TASK REQUIREMENTS:
Quote the whole listing word for word. Do not include the pictures.

====== INFORMATION SUPPLIED

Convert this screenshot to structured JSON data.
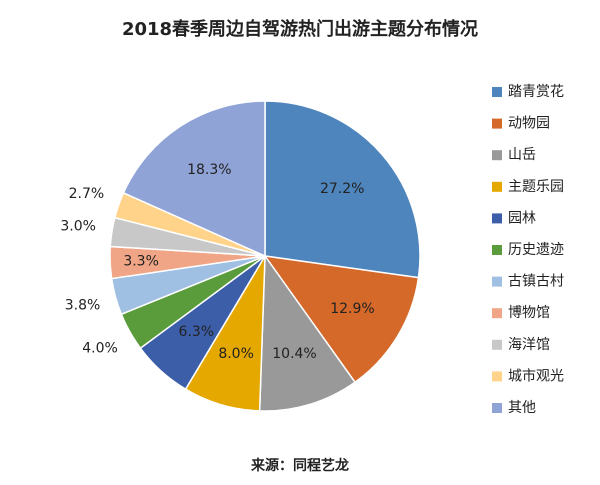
{
  "chart_data": {
    "type": "pie",
    "title": "2018春季周边自驾游热门出游主题分布情况",
    "categories": [
      "踏青赏花",
      "动物园",
      "山岳",
      "主题乐园",
      "园林",
      "历史遗迹",
      "古镇古村",
      "博物馆",
      "海洋馆",
      "城市观光",
      "其他"
    ],
    "values": [
      27.2,
      12.9,
      10.4,
      8.0,
      6.3,
      4.0,
      3.8,
      3.3,
      3.0,
      2.7,
      18.3
    ],
    "value_labels": [
      "27.2%",
      "12.9%",
      "10.4%",
      "8.0%",
      "6.3%",
      "4.0%",
      "3.8%",
      "3.3%",
      "3.0%",
      "2.7%",
      "18.3%"
    ],
    "colors": [
      "#4e85bd",
      "#d5692a",
      "#999999",
      "#e5a800",
      "#3c5ea8",
      "#5a9c3c",
      "#9fbfe3",
      "#f0a686",
      "#c8c8c8",
      "#ffd38a",
      "#8fa3d6"
    ],
    "legend": "right",
    "source": "来源：同程艺龙"
  }
}
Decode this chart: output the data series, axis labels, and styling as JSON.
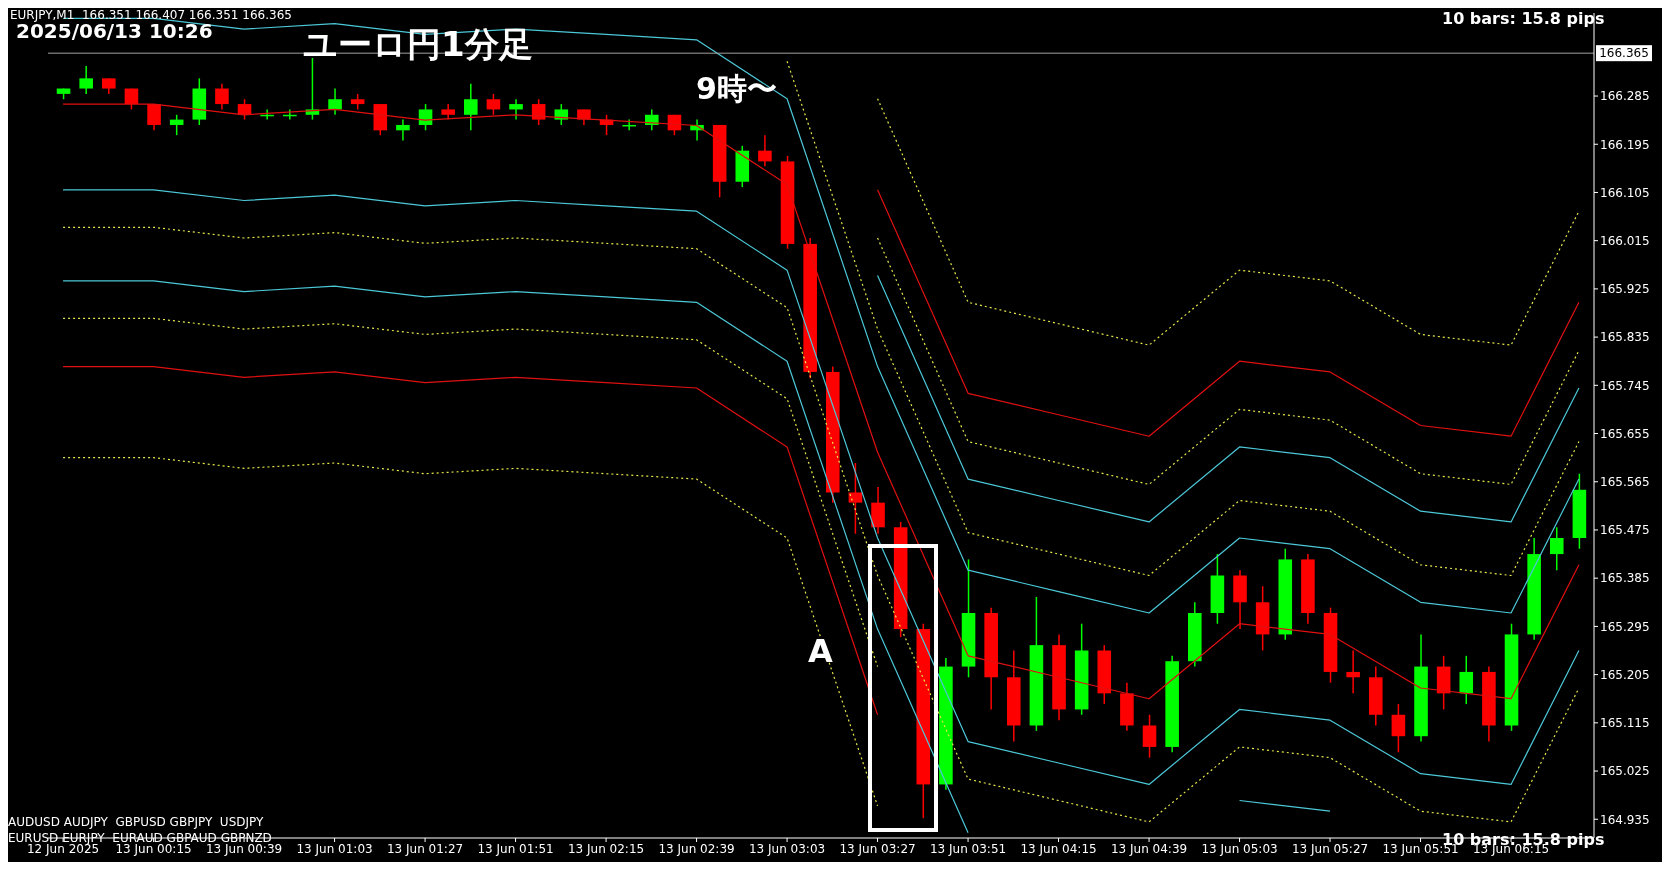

============

RIGHT ANSWER:
Convert this screenshot to structured JSON data.
{
  "chart_data": {
    "type": "pie",
    "title": "2018春季周边自驾游热门出游主题分布情况",
    "categories": [
      "踏青赏花",
      "动物园",
      "山岳",
      "主题乐园",
      "园林",
      "历史遗迹",
      "古镇古村",
      "博物馆",
      "海洋馆",
      "城市观光",
      "其他"
    ],
    "values": [
      27.2,
      12.9,
      10.4,
      8.0,
      6.3,
      4.0,
      3.8,
      3.3,
      3.0,
      2.7,
      18.3
    ],
    "value_labels": [
      "27.2%",
      "12.9%",
      "10.4%",
      "8.0%",
      "6.3%",
      "4.0%",
      "3.8%",
      "3.3%",
      "3.0%",
      "2.7%",
      "18.3%"
    ],
    "colors": [
      "#4e85bd",
      "#d5692a",
      "#999999",
      "#e5a800",
      "#3c5ea8",
      "#5a9c3c",
      "#9fbfe3",
      "#f0a686",
      "#c8c8c8",
      "#ffd38a",
      "#8fa3d6"
    ],
    "legend": "right",
    "source": "来源：同程艺龙"
  }
}
Decode this chart: output the data series, axis labels, and styling as JSON.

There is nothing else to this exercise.